[THE PROBLEM] Each line that follows should be printed again exactly as it stands.

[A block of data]
⁂

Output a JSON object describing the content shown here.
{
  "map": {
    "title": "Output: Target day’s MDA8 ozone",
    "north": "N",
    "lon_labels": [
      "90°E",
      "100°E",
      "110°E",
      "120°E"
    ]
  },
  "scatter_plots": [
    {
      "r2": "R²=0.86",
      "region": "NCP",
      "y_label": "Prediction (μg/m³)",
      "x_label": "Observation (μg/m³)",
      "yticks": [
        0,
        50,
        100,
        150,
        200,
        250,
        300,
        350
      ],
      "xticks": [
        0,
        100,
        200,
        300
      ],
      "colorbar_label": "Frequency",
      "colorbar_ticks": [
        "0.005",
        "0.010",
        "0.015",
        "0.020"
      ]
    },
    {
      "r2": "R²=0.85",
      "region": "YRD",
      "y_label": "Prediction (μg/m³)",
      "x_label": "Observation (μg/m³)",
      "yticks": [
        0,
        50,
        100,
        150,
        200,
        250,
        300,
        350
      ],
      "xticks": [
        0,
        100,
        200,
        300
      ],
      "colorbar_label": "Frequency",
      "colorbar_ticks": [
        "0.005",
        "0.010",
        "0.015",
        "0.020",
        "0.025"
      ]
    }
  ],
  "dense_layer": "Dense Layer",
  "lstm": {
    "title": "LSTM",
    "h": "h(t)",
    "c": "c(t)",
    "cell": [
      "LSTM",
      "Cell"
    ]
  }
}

⁂

[ANSWER FOR THIS EXERCISE]
Output a JSON object describing the content shown here.
{
  "map": {
    "title": "Output: Target day’s MDA8 ozone",
    "north": "N",
    "lon_labels": [
      "90°E",
      "100°E",
      "110°E",
      "120°E"
    ]
  },
  "scatter_plots": [
    {
      "r2": "R²=0.86",
      "region": "NCP",
      "y_label": "Prediction (μg/m³)",
      "x_label": "Observation (μg/m³)",
      "yticks": [
        0,
        50,
        100,
        150,
        200,
        250,
        300,
        350
      ],
      "xticks": [
        0,
        100,
        200,
        300
      ],
      "colorbar_label": "Frequency",
      "colorbar_ticks": [
        "0.005",
        "0.010",
        "0.015",
        "0.020"
      ]
    },
    {
      "r2": "R²=0.85",
      "region": "YRD",
      "y_label": "Prediction (μg/m³)",
      "x_label": "Observation (μg/m³)",
      "yticks": [
        0,
        50,
        100,
        150,
        200,
        250,
        300,
        350
      ],
      "xticks": [
        0,
        100,
        200,
        300
      ],
      "colorbar_label": "Frequency",
      "colorbar_ticks": [
        "0.005",
        "0.010",
        "0.015",
        "0.020",
        "0.025"
      ]
    }
  ],
  "dense_layer": "Dense Layer",
  "lstm": {
    "title": "LSTM",
    "h": "h(t)",
    "c": "c(t)",
    "cell": [
      "LSTM",
      "Cell"
    ]
  }
}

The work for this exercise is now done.